Repeat each record below exactly as given.

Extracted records
>> START

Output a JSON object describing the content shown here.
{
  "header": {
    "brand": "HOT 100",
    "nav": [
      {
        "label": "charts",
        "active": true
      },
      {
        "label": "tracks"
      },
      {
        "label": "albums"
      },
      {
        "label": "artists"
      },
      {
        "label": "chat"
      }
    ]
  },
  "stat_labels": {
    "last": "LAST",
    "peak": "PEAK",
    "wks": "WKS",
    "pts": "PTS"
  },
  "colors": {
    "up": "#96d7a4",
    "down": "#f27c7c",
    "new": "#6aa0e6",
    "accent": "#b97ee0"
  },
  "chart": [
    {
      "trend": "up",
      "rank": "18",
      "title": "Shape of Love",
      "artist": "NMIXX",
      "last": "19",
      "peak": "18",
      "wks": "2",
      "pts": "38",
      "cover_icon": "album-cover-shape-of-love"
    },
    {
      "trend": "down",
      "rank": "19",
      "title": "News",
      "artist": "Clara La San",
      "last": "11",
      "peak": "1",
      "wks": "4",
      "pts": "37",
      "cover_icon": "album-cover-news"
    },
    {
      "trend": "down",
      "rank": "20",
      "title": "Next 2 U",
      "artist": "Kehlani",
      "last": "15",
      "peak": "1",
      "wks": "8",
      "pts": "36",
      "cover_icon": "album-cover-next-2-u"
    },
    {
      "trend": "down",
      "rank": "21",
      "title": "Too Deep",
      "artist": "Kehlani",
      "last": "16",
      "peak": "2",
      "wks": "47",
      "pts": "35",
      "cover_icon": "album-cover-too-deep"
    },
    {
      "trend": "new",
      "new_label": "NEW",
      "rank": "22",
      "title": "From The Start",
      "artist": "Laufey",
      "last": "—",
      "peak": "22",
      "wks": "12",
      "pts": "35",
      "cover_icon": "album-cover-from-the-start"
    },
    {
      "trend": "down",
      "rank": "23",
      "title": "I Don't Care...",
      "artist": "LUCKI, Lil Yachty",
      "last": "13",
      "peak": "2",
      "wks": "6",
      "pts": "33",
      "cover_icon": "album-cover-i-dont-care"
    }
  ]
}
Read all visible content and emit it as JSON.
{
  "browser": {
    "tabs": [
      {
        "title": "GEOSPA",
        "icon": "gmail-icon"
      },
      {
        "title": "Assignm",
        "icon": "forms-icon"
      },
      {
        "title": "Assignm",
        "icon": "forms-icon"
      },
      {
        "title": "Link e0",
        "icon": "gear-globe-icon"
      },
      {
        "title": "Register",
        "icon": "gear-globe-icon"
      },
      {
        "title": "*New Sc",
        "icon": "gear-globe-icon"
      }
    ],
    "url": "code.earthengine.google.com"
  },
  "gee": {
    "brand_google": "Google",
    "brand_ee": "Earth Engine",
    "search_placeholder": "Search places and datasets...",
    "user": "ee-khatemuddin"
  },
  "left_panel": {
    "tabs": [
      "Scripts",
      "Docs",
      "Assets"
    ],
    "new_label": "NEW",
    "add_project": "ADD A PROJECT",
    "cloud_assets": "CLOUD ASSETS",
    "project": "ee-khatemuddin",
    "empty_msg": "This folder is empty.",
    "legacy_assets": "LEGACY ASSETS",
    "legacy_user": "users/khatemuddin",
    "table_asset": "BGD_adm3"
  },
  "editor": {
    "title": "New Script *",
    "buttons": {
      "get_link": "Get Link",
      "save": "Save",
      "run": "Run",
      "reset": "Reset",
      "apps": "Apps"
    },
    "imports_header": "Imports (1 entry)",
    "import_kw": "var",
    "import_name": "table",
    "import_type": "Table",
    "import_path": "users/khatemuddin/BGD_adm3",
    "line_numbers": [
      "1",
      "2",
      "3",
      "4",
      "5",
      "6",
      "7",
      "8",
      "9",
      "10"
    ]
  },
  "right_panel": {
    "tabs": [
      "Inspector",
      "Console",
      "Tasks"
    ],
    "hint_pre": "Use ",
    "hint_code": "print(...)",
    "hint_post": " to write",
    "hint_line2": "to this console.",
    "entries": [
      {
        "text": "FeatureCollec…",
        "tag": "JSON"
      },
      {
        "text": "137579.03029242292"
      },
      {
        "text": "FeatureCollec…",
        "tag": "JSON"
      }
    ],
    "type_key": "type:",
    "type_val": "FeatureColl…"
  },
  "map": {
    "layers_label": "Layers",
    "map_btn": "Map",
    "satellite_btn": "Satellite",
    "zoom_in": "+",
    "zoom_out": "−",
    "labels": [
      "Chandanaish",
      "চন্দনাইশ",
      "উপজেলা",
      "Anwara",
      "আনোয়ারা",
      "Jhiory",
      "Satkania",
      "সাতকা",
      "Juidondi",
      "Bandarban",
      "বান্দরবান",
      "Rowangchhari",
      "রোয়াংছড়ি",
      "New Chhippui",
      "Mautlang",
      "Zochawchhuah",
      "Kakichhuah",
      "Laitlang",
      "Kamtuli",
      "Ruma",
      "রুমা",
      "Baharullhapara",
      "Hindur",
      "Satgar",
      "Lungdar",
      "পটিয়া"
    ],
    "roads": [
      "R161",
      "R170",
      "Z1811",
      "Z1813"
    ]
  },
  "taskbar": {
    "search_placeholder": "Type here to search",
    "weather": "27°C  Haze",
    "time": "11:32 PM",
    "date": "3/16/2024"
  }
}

>> END

Task solution>
Output a JSON object describing the content shown here.
{
  "header": {
    "brand": "HOT 100",
    "nav": [
      {
        "label": "charts",
        "active": true
      },
      {
        "label": "tracks"
      },
      {
        "label": "albums"
      },
      {
        "label": "artists"
      },
      {
        "label": "chat"
      }
    ]
  },
  "stat_labels": {
    "last": "LAST",
    "peak": "PEAK",
    "wks": "WKS",
    "pts": "PTS"
  },
  "colors": {
    "up": "#96d7a4",
    "down": "#f27c7c",
    "new": "#6aa0e6",
    "accent": "#b97ee0"
  },
  "chart": [
    {
      "trend": "up",
      "rank": "18",
      "title": "Shape of Love",
      "artist": "NMIXX",
      "last": "19",
      "peak": "18",
      "wks": "2",
      "pts": "38",
      "cover_icon": "album-cover-shape-of-love"
    },
    {
      "trend": "down",
      "rank": "19",
      "title": "News",
      "artist": "Clara La San",
      "last": "11",
      "peak": "1",
      "wks": "4",
      "pts": "37",
      "cover_icon": "album-cover-news"
    },
    {
      "trend": "down",
      "rank": "20",
      "title": "Next 2 U",
      "artist": "Kehlani",
      "last": "15",
      "peak": "1",
      "wks": "8",
      "pts": "36",
      "cover_icon": "album-cover-next-2-u"
    },
    {
      "trend": "down",
      "rank": "21",
      "title": "Too Deep",
      "artist": "Kehlani",
      "last": "16",
      "peak": "2",
      "wks": "47",
      "pts": "35",
      "cover_icon": "album-cover-too-deep"
    },
    {
      "trend": "new",
      "new_label": "NEW",
      "rank": "22",
      "title": "From The Start",
      "artist": "Laufey",
      "last": "—",
      "peak": "22",
      "wks": "12",
      "pts": "35",
      "cover_icon": "album-cover-from-the-start"
    },
    {
      "trend": "down",
      "rank": "23",
      "title": "I Don't Care...",
      "artist": "LUCKI, Lil Yachty",
      "last": "13",
      "peak": "2",
      "wks": "6",
      "pts": "33",
      "cover_icon": "album-cover-i-dont-care"
    }
  ]
}
Read all visible content and emit it as JSON.
{
  "browser": {
    "tabs": [
      {
        "title": "GEOSPA",
        "icon": "gmail-icon"
      },
      {
        "title": "Assignm",
        "icon": "forms-icon"
      },
      {
        "title": "Assignm",
        "icon": "forms-icon"
      },
      {
        "title": "Link e0",
        "icon": "gear-globe-icon"
      },
      {
        "title": "Register",
        "icon": "gear-globe-icon"
      },
      {
        "title": "*New Sc",
        "icon": "gear-globe-icon"
      }
    ],
    "url": "code.earthengine.google.com"
  },
  "gee": {
    "brand_google": "Google",
    "brand_ee": "Earth Engine",
    "search_placeholder": "Search places and datasets...",
    "user": "ee-khatemuddin"
  },
  "left_panel": {
    "tabs": [
      "Scripts",
      "Docs",
      "Assets"
    ],
    "new_label": "NEW",
    "add_project": "ADD A PROJECT",
    "cloud_assets": "CLOUD ASSETS",
    "project": "ee-khatemuddin",
    "empty_msg": "This folder is empty.",
    "legacy_assets": "LEGACY ASSETS",
    "legacy_user": "users/khatemuddin",
    "table_asset": "BGD_adm3"
  },
  "editor": {
    "title": "New Script *",
    "buttons": {
      "get_link": "Get Link",
      "save": "Save",
      "run": "Run",
      "reset": "Reset",
      "apps": "Apps"
    },
    "imports_header": "Imports (1 entry)",
    "import_kw": "var",
    "import_name": "table",
    "import_type": "Table",
    "import_path": "users/khatemuddin/BGD_adm3",
    "line_numbers": [
      "1",
      "2",
      "3",
      "4",
      "5",
      "6",
      "7",
      "8",
      "9",
      "10"
    ]
  },
  "right_panel": {
    "tabs": [
      "Inspector",
      "Console",
      "Tasks"
    ],
    "hint_pre": "Use ",
    "hint_code": "print(...)",
    "hint_post": " to write",
    "hint_line2": "to this console.",
    "entries": [
      {
        "text": "FeatureCollec…",
        "tag": "JSON"
      },
      {
        "text": "137579.03029242292"
      },
      {
        "text": "FeatureCollec…",
        "tag": "JSON"
      }
    ],
    "type_key": "type:",
    "type_val": "FeatureColl…"
  },
  "map": {
    "layers_label": "Layers",
    "map_btn": "Map",
    "satellite_btn": "Satellite",
    "zoom_in": "+",
    "zoom_out": "−",
    "labels": [
      "Chandanaish",
      "চন্দনাইশ",
      "উপজেলা",
      "Anwara",
      "আনোয়ারা",
      "Jhiory",
      "Satkania",
      "সাতকা",
      "Juidondi",
      "Bandarban",
      "বান্দরবান",
      "Rowangchhari",
      "রোয়াংছড়ি",
      "New Chhippui",
      "Mautlang",
      "Zochawchhuah",
      "Kakichhuah",
      "Laitlang",
      "Kamtuli",
      "Ruma",
      "রুমা",
      "Baharullhapara",
      "Hindur",
      "Satgar",
      "Lungdar",
      "পটিয়া"
    ],
    "roads": [
      "R161",
      "R170",
      "Z1811",
      "Z1813"
    ]
  },
  "taskbar": {
    "search_placeholder": "Type here to search",
    "weather": "27°C  Haze",
    "time": "11:32 PM",
    "date": "3/16/2024"
  }
}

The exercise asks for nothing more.